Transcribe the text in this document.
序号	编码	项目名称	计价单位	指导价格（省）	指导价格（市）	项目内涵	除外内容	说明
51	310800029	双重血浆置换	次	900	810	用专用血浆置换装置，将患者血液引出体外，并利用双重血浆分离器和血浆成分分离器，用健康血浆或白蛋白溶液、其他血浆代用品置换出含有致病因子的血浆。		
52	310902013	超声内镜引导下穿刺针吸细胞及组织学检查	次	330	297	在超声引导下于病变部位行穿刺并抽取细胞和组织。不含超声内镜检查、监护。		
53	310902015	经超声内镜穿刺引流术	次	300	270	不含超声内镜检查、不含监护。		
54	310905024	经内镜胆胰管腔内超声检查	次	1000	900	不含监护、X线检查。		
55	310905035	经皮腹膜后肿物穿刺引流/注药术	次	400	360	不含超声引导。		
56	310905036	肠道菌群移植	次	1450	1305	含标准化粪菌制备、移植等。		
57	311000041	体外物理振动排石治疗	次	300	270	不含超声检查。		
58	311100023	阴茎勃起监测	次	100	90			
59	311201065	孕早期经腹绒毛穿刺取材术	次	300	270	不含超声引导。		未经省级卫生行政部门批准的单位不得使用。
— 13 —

▬▬▬▬▬▬▬▬▬▬

Short problem: Transcribe the material above word for word.

The completed task:
Transcribe the text in this document.
序号	编码	项目名称	计价单位	指导价格（省）	指导价格（市）	项目内涵	除外内容	说明
51	310800029	双重血浆置换	次	900	810	用专用血浆置换装置，将患者血液引出体外，并利用双重血浆分离器和血浆成分分离器，用健康血浆或白蛋白溶液、其他血浆代用品置换出含有致病因子的血浆。		
52	310902013	超声内镜引导下穿刺针吸细胞及组织学检查	次	330	297	在超声引导下于病变部位行穿刺并抽取细胞和组织。不含超声内镜检查、监护。		
53	310902015	经超声内镜穿刺引流术	次	300	270	不含超声内镜检查、不含监护。		
54	310905024	经内镜胆胰管腔内超声检查	次	1000	900	不含监护、X线检查。		
55	310905035	经皮腹膜后肿物穿刺引流/注药术	次	400	360	不含超声引导。		
56	310905036	肠道菌群移植	次	1450	1305	含标准化粪菌制备、移植等。		
57	311000041	体外物理振动排石治疗	次	300	270	不含超声检查。		
58	311100023	阴茎勃起监测	次	100	90			
59	311201065	孕早期经腹绒毛穿刺取材术	次	300	270	不含超声引导。		未经省级卫生行政部门批准的单位不得使用。
— 13 —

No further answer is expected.